-- start Material for this task --

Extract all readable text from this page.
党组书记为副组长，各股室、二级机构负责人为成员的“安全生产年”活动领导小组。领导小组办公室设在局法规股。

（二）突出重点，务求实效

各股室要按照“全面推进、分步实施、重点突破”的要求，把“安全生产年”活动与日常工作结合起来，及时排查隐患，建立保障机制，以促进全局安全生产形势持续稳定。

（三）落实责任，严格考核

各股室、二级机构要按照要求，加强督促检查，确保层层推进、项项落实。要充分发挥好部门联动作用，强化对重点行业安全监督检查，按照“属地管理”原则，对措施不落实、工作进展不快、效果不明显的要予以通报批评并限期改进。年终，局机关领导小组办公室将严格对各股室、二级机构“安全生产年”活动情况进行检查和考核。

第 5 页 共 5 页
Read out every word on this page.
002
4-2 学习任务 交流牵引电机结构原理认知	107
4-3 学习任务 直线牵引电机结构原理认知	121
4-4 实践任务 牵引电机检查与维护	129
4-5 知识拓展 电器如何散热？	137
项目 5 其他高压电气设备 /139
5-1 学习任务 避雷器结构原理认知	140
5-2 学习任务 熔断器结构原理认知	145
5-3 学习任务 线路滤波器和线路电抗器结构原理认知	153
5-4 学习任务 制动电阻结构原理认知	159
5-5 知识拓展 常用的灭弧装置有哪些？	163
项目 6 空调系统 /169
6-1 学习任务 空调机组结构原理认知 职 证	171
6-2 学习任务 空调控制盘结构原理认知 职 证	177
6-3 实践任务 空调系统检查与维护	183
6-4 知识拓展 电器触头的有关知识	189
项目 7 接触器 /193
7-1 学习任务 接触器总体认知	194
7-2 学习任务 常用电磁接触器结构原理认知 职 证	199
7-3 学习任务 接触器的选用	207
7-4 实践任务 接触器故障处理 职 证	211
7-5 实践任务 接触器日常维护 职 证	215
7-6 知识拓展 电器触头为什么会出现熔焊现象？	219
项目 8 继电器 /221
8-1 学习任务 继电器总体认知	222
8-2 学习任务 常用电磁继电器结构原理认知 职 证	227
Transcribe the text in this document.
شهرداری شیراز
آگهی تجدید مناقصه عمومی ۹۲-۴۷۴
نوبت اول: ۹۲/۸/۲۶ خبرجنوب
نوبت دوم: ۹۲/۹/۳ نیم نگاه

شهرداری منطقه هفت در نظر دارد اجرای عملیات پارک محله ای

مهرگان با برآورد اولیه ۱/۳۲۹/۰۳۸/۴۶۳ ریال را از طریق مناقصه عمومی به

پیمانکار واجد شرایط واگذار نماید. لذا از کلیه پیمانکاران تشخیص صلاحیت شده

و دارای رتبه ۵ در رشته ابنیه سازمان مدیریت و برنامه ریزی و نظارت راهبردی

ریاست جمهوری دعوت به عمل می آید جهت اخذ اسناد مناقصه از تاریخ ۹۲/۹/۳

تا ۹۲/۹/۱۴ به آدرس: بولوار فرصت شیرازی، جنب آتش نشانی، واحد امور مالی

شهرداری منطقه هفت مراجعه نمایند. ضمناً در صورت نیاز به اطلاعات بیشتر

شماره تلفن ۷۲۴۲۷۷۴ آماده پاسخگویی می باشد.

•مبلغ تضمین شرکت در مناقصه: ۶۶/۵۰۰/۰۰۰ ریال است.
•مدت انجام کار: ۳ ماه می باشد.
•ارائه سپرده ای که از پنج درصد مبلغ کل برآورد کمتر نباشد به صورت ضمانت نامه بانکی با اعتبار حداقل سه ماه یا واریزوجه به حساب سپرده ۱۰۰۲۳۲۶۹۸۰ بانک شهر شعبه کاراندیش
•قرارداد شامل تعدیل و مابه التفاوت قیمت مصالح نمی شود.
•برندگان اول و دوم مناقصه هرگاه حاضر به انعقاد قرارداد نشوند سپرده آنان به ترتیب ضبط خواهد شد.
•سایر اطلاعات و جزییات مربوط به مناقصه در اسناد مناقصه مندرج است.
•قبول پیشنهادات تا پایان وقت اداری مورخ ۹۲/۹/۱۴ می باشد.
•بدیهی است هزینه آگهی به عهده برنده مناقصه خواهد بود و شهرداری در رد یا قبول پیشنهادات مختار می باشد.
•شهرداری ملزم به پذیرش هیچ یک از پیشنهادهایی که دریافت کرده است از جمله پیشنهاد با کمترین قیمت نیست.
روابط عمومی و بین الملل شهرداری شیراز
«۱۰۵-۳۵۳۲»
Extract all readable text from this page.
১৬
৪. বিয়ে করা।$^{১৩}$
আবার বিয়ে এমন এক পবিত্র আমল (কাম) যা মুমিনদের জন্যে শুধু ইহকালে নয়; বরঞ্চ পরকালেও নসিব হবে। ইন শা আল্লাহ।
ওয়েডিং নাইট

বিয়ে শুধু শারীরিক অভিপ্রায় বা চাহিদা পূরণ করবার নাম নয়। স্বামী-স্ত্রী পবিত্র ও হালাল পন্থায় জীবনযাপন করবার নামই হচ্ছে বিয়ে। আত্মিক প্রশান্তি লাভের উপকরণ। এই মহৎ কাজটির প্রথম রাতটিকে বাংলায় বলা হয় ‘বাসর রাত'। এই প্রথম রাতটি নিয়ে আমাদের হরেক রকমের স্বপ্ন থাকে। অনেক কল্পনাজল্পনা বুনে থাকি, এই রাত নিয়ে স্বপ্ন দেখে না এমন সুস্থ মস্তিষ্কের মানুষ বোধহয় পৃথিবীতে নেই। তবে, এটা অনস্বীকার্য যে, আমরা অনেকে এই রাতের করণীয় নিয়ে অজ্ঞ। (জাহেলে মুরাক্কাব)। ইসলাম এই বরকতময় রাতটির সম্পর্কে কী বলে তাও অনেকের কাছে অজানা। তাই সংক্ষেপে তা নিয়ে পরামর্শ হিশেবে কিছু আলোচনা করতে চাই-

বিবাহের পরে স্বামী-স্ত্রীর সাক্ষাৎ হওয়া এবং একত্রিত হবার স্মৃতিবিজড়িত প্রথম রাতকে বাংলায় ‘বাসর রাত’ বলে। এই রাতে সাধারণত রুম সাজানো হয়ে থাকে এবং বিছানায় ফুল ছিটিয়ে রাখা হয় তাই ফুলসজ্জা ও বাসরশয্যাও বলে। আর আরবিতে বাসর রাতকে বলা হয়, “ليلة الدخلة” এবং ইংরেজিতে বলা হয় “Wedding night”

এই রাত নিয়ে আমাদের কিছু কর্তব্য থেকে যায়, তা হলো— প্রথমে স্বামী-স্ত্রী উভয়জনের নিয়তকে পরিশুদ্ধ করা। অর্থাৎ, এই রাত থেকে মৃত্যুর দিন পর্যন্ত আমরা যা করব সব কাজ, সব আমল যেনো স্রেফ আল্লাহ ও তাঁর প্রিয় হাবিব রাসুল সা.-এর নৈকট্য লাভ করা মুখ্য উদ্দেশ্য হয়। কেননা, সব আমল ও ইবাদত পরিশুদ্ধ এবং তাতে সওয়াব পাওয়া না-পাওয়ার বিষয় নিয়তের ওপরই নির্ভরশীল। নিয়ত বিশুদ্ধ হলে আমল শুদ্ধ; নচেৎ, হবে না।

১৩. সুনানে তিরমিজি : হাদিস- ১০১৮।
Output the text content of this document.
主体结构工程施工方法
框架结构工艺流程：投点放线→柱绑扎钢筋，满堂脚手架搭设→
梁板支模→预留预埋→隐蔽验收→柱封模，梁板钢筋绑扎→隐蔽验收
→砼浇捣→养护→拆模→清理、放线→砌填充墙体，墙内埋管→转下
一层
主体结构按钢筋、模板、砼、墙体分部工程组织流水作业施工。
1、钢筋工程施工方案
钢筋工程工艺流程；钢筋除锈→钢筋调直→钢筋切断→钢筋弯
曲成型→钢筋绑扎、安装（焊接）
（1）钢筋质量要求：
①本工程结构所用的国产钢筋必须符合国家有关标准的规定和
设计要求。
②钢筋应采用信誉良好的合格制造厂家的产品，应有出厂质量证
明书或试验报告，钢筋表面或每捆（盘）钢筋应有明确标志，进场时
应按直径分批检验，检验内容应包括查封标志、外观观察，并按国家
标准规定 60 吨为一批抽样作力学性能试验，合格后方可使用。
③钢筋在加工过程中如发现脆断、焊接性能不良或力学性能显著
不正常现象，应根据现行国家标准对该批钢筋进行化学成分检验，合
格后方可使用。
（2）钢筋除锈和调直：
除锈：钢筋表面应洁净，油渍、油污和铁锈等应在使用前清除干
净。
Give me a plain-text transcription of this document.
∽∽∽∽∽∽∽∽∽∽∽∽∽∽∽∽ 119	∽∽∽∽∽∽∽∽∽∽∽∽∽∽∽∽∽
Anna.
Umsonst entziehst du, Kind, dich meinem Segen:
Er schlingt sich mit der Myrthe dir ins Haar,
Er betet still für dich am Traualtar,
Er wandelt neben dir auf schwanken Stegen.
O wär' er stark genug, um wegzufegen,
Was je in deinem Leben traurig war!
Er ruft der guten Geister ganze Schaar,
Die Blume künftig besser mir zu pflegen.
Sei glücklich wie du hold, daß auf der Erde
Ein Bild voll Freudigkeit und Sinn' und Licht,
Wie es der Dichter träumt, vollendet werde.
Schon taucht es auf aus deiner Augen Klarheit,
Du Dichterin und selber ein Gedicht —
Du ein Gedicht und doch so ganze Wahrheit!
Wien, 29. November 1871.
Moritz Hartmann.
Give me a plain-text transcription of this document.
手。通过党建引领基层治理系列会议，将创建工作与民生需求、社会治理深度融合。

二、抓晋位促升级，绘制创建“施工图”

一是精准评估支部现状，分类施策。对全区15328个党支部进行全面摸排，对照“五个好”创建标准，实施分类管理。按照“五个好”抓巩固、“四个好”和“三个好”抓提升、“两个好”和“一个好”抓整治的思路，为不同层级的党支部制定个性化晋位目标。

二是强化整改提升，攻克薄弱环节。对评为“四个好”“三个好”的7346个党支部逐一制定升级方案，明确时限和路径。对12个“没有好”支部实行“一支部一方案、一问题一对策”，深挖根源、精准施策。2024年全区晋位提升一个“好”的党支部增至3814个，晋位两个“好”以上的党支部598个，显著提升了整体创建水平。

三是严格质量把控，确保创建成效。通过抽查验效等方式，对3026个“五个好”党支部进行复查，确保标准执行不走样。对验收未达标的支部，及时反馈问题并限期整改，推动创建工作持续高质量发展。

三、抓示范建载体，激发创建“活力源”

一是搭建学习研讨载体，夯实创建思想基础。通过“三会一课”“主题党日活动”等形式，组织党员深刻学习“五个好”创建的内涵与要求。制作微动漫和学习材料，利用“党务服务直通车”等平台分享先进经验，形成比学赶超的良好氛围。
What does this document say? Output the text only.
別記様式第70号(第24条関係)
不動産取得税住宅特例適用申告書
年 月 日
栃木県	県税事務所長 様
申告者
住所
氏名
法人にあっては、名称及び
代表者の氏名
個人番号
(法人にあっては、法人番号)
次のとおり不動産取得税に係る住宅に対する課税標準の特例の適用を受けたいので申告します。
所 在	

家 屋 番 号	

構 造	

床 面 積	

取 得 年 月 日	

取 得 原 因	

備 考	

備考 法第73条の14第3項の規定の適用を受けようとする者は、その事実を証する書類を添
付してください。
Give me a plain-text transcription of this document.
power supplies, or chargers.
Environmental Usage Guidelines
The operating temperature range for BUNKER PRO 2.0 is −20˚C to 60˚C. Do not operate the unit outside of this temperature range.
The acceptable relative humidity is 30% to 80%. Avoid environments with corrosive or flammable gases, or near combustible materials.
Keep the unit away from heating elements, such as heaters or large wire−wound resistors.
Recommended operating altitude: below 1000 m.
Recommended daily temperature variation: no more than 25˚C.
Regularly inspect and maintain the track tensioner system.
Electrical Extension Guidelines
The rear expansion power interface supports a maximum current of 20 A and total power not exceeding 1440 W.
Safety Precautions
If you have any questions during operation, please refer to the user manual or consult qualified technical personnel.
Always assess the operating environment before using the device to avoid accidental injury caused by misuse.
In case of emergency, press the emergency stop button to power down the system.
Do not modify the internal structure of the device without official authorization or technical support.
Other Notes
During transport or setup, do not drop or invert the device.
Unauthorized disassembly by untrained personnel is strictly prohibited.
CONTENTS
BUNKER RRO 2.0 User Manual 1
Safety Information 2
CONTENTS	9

-- end Material for this task --

Exercise requirements ::
All lines in the data that contain the word "Safety" should be copied.

The answer ::
Safety Precautions
Safety Information 2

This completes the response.